◆ **Records for the task**:
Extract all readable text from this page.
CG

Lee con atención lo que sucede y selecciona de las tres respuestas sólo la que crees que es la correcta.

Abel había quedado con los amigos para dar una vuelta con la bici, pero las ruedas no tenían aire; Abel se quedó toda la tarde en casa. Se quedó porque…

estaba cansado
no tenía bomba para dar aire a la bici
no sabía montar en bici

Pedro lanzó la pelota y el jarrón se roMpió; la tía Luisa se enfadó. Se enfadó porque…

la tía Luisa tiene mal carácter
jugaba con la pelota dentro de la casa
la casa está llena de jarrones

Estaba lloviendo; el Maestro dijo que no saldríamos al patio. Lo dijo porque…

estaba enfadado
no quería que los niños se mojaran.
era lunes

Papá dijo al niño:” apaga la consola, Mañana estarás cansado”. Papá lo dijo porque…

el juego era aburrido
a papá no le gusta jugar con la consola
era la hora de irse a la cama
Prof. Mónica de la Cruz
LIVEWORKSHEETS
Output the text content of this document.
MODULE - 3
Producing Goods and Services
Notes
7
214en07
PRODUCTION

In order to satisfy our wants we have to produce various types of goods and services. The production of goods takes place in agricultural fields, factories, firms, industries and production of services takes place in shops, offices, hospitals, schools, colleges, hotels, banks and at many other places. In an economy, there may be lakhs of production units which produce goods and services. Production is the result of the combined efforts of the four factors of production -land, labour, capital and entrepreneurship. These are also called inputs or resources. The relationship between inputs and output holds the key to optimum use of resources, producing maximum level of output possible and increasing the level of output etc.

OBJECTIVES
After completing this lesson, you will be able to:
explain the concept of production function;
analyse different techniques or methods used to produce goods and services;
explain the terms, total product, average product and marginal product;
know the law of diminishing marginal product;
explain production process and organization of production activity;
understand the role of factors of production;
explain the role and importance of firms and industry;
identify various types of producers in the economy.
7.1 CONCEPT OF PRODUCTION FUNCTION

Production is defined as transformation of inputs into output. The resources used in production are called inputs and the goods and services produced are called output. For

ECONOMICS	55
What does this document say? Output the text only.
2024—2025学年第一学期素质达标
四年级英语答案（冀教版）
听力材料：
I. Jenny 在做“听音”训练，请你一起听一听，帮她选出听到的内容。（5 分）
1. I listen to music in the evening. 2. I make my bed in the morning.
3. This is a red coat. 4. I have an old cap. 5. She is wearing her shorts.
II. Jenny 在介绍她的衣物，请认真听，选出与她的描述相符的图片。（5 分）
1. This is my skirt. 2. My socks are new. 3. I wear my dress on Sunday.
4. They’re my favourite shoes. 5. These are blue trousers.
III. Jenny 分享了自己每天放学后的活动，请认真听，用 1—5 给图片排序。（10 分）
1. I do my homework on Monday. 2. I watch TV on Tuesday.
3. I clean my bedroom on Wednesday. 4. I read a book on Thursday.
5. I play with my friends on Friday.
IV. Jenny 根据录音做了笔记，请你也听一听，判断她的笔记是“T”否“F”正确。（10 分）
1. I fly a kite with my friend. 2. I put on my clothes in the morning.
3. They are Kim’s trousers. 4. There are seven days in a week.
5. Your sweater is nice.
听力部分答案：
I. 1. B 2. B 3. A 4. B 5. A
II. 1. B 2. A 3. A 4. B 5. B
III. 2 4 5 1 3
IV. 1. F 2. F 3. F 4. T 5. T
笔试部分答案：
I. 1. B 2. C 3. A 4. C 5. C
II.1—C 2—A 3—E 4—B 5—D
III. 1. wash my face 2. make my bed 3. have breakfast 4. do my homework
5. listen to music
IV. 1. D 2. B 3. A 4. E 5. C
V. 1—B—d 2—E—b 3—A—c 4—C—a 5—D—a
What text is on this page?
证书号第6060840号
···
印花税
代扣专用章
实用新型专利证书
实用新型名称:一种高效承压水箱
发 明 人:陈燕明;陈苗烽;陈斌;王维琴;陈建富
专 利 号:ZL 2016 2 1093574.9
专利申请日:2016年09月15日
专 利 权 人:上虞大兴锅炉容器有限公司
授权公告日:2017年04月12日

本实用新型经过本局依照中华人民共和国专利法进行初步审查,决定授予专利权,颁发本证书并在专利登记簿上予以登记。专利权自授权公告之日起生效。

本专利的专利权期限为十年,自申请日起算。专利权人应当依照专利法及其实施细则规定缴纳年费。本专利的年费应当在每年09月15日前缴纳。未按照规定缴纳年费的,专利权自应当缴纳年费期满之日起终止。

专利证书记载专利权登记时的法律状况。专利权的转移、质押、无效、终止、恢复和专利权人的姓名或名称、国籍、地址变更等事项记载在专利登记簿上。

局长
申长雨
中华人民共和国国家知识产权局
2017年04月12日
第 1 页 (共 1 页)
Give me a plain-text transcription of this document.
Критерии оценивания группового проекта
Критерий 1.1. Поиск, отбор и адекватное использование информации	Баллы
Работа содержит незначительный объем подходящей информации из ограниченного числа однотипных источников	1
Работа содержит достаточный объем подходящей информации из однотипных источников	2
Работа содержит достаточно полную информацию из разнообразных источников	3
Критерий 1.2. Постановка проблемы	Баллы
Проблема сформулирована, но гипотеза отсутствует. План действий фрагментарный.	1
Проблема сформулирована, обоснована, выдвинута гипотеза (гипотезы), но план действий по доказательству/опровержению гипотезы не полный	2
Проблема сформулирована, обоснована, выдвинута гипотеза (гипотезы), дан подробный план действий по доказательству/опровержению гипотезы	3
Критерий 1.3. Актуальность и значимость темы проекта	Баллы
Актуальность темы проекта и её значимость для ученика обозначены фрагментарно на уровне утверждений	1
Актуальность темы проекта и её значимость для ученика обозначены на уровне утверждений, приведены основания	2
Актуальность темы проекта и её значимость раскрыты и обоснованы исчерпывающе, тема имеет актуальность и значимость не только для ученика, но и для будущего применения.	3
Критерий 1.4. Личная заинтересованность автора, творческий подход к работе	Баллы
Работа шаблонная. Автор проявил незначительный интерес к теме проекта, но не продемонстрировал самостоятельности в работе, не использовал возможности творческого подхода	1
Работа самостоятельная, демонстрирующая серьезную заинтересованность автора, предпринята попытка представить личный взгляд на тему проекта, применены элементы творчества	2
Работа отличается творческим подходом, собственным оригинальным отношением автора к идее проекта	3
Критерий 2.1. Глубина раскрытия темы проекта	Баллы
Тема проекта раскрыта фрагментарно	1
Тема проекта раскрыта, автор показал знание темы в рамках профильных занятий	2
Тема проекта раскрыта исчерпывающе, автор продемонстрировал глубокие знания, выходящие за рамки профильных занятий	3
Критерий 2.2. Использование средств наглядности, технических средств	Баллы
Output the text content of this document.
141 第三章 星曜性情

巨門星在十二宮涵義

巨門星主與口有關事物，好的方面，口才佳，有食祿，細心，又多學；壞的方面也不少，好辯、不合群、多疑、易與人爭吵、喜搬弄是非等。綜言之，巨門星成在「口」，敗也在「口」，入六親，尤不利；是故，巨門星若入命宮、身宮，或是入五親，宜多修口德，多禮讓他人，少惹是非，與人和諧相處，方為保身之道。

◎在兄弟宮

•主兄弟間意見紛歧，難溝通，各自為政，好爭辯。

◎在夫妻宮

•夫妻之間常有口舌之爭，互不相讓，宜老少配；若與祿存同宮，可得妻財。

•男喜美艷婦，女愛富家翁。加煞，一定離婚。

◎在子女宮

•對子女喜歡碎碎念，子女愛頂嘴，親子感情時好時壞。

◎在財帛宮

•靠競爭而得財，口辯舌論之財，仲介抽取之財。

◆ **To be done**:
Using the records above, find and show each line with the string "pelota".

◆ **Correct output**:
Pedro lanzó la pelota y el jarrón se roMpió; la tía Luisa se enfadó. Se enfadó porque…
jugaba con la pelota dentro de la casa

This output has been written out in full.